- **Task to complete**:
Output all of the entries exactly as written.

- **Task input**:
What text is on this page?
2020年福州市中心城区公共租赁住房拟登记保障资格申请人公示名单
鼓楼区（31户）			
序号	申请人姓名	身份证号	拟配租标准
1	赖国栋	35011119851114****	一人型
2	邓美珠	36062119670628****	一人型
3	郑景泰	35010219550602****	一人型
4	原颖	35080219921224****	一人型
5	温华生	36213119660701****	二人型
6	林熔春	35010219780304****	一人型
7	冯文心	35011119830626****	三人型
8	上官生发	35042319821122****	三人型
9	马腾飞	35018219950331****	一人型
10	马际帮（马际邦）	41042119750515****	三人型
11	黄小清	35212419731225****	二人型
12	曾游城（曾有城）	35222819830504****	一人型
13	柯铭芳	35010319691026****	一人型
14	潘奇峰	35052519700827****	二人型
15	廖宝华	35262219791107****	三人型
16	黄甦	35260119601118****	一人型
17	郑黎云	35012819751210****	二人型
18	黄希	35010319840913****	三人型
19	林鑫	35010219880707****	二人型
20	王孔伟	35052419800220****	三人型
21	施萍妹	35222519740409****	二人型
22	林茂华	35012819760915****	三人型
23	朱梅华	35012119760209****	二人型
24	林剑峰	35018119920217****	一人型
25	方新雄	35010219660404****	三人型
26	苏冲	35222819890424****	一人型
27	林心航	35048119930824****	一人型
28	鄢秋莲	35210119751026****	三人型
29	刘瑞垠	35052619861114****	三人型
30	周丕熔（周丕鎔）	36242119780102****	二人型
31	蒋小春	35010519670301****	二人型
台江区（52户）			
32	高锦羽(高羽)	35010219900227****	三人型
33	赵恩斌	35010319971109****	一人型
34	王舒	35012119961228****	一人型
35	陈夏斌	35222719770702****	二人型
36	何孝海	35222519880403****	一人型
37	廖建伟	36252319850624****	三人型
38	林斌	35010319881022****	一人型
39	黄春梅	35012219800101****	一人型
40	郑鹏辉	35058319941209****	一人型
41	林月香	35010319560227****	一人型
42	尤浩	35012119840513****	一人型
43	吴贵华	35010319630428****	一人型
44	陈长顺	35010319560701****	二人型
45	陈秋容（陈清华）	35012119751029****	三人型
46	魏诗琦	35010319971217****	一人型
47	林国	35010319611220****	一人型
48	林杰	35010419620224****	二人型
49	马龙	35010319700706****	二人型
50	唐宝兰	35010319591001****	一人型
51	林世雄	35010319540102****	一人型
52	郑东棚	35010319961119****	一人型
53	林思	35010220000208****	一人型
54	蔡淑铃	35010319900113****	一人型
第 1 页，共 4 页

- **The answer**:
What text is on this page?
2020年福州市中心城区公共租赁住房拟登记保障资格申请人公示名单
鼓楼区（31户）			
序号	申请人姓名	身份证号	拟配租标准
1	赖国栋	35011119851114****	一人型
2	邓美珠	36062119670628****	一人型
3	郑景泰	35010219550602****	一人型
4	原颖	35080219921224****	一人型
5	温华生	36213119660701****	二人型
6	林熔春	35010219780304****	一人型
7	冯文心	35011119830626****	三人型
8	上官生发	35042319821122****	三人型
9	马腾飞	35018219950331****	一人型
10	马际帮（马际邦）	41042119750515****	三人型
11	黄小清	35212419731225****	二人型
12	曾游城（曾有城）	35222819830504****	一人型
13	柯铭芳	35010319691026****	一人型
14	潘奇峰	35052519700827****	二人型
15	廖宝华	35262219791107****	三人型
16	黄甦	35260119601118****	一人型
17	郑黎云	35012819751210****	二人型
18	黄希	35010319840913****	三人型
19	林鑫	35010219880707****	二人型
20	王孔伟	35052419800220****	三人型
21	施萍妹	35222519740409****	二人型
22	林茂华	35012819760915****	三人型
23	朱梅华	35012119760209****	二人型
24	林剑峰	35018119920217****	一人型
25	方新雄	35010219660404****	三人型
26	苏冲	35222819890424****	一人型
27	林心航	35048119930824****	一人型
28	鄢秋莲	35210119751026****	三人型
29	刘瑞垠	35052619861114****	三人型
30	周丕熔（周丕鎔）	36242119780102****	二人型
31	蒋小春	35010519670301****	二人型
台江区（52户）			
32	高锦羽(高羽)	35010219900227****	三人型
33	赵恩斌	35010319971109****	一人型
34	王舒	35012119961228****	一人型
35	陈夏斌	35222719770702****	二人型
36	何孝海	35222519880403****	一人型
37	廖建伟	36252319850624****	三人型
38	林斌	35010319881022****	一人型
39	黄春梅	35012219800101****	一人型
40	郑鹏辉	35058319941209****	一人型
41	林月香	35010319560227****	一人型
42	尤浩	35012119840513****	一人型
43	吴贵华	35010319630428****	一人型
44	陈长顺	35010319560701****	二人型
45	陈秋容（陈清华）	35012119751029****	三人型
46	魏诗琦	35010319971217****	一人型
47	林国	35010319611220****	一人型
48	林杰	35010419620224****	二人型
49	马龙	35010319700706****	二人型
50	唐宝兰	35010319591001****	一人型
51	林世雄	35010319540102****	一人型
52	郑东棚	35010319961119****	一人型
53	林思	35010220000208****	一人型
54	蔡淑铃	35010319900113****	一人型
第 1 页，共 4 页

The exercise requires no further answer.